What this task involves -
Which lines contain the word "strategic"? Return each of them as written.

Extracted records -
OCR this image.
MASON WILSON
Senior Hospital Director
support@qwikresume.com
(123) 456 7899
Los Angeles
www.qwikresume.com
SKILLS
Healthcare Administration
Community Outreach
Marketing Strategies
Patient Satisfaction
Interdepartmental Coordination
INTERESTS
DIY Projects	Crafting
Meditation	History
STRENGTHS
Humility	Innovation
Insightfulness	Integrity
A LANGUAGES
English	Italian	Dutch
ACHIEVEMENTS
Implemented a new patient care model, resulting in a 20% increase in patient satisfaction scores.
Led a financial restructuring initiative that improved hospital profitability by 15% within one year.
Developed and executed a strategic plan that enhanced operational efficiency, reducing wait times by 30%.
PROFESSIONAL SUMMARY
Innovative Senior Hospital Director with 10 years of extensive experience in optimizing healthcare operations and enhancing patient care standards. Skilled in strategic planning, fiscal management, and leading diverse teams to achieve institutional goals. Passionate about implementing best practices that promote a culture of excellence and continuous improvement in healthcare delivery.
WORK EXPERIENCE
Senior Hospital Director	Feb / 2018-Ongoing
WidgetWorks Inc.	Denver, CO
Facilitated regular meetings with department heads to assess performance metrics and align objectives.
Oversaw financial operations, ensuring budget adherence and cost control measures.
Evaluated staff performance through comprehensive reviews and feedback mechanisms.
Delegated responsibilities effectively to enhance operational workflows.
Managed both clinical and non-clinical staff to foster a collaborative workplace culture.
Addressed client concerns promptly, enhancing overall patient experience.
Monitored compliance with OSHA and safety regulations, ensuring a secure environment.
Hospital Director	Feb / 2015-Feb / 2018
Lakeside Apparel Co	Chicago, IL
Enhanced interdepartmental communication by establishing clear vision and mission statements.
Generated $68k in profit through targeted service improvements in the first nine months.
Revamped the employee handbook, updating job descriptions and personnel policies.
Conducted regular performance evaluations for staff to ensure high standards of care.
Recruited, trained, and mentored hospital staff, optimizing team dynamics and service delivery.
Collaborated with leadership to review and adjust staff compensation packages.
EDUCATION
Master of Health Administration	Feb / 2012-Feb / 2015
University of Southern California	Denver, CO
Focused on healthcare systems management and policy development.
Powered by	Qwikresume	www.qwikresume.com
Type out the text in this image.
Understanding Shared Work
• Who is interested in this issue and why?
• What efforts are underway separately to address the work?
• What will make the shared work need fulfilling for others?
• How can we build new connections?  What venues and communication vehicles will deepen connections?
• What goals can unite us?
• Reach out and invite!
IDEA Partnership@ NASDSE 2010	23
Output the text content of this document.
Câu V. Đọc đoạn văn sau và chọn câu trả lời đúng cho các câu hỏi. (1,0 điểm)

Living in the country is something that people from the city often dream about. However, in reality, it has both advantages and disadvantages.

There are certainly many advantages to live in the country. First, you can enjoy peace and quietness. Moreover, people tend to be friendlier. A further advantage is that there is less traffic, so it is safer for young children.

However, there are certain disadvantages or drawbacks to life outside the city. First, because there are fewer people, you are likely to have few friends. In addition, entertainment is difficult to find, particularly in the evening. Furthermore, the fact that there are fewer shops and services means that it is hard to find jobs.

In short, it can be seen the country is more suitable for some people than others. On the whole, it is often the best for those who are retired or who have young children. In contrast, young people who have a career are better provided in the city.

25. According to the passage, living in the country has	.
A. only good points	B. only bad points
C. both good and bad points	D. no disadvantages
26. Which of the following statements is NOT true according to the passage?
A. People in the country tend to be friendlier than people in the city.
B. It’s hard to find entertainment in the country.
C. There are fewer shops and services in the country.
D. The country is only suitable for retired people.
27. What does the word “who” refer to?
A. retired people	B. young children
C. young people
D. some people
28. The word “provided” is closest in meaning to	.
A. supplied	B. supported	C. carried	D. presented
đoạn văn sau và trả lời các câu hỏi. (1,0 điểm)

Reply to the task -
Developed and executed a strategic plan that enhanced operational efficiency, reducing wait times by 30%.
Innovative Senior Hospital Director with 10 years of extensive experience in optimizing healthcare operations and enhancing patient care standards. Skilled in strategic planning, fiscal management, and leading diverse teams to achieve institutional goals. Passionate about implementing best practices that promote a culture of excellence and continuous improvement in healthcare delivery.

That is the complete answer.